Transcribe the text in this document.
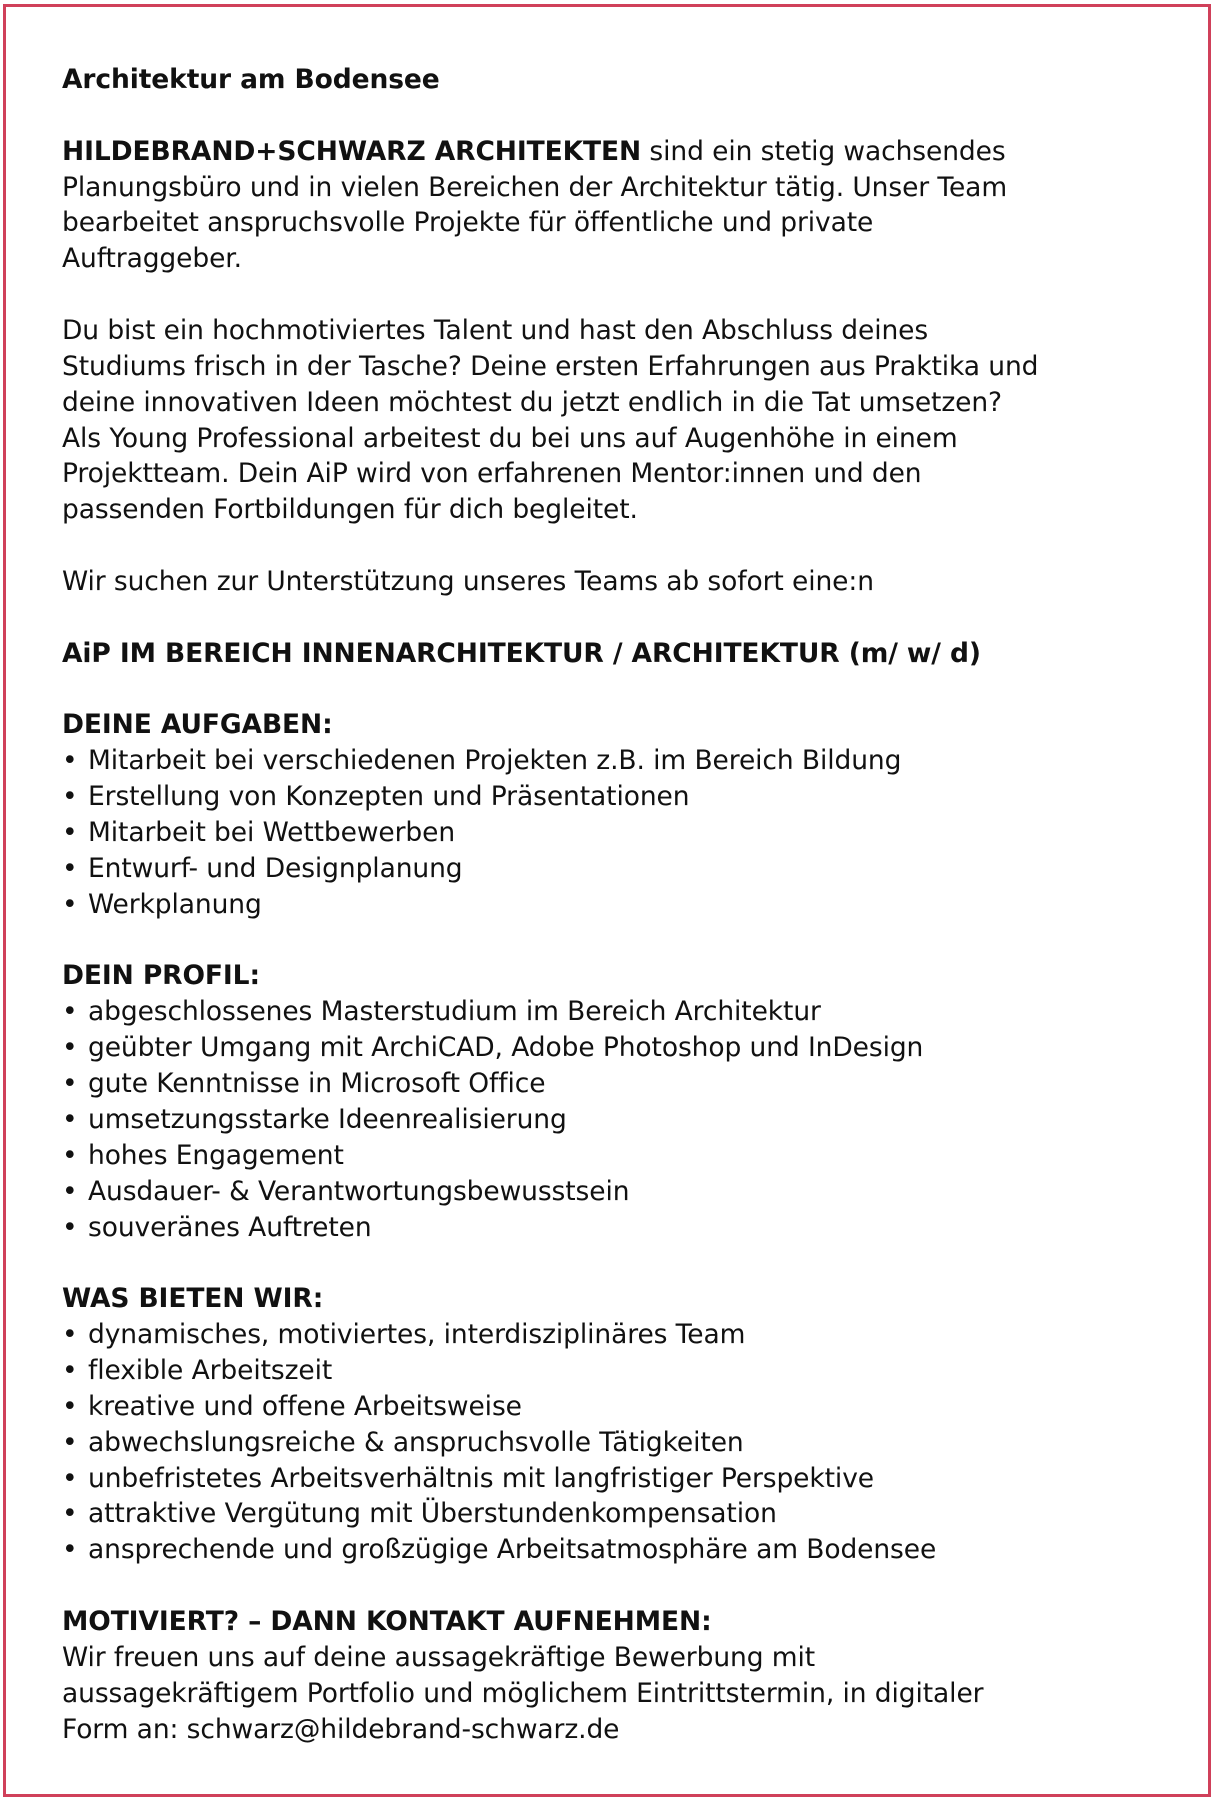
Architektur am Bodensee
HILDEBRAND+SCHWARZ ARCHITEKTEN sind ein stetig wachsendes
Planungsbüro und in vielen Bereichen der Architektur tätig. Unser Team
bearbeitet anspruchsvolle Projekte für öffentliche und private
Auftraggeber.
Du bist ein hochmotiviertes Talent und hast den Abschluss deines
Studiums frisch in der Tasche? Deine ersten Erfahrungen aus Praktika und
deine innovativen Ideen möchtest du jetzt endlich in die Tat umsetzen?
Als Young Professional arbeitest du bei uns auf Augenhöhe in einem
Projektteam. Dein AiP wird von erfahrenen Mentor:innen und den
passenden Fortbildungen für dich begleitet.
Wir suchen zur Unterstützung unseres Teams ab sofort eine:n
AiP IM BEREICH INNENARCHITEKTUR / ARCHITEKTUR (m/ w/ d)
DEINE AUFGABEN:
• Mitarbeit bei verschiedenen Projekten z.B. im Bereich Bildung
• Erstellung von Konzepten und Präsentationen
• Mitarbeit bei Wettbewerben
• Entwurf- und Designplanung
• Werkplanung
DEIN PROFIL:
• abgeschlossenes Masterstudium im Bereich Architektur
• geübter Umgang mit ArchiCAD, Adobe Photoshop und InDesign
• gute Kenntnisse in Microsoft Office
• umsetzungsstarke Ideenrealisierung
• hohes Engagement
• Ausdauer- & Verantwortungsbewusstsein
• souveränes Auftreten
WAS BIETEN WIR:
• dynamisches, motiviertes, interdisziplinäres Team
• flexible Arbeitszeit
• kreative und offene Arbeitsweise
• abwechslungsreiche & anspruchsvolle Tätigkeiten
• unbefristetes Arbeitsverhältnis mit langfristiger Perspektive
• attraktive Vergütung mit Überstundenkompensation
• ansprechende und großzügige Arbeitsatmosphäre am Bodensee
MOTIVIERT? – DANN KONTAKT AUFNEHMEN:
Wir freuen uns auf deine aussagekräftige Bewerbung mit
aussagekräftigem Portfolio und möglichem Eintrittstermin, in digitaler
Form an: schwarz@hildebrand-schwarz.de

· · · ·

→ **Task to complete**:
Copy each line above that contains the string "anspruchsvolle".

→ **Solved problem**:
bearbeitet anspruchsvolle Projekte für öffentliche und private
• abwechslungsreiche & anspruchsvolle Tätigkeiten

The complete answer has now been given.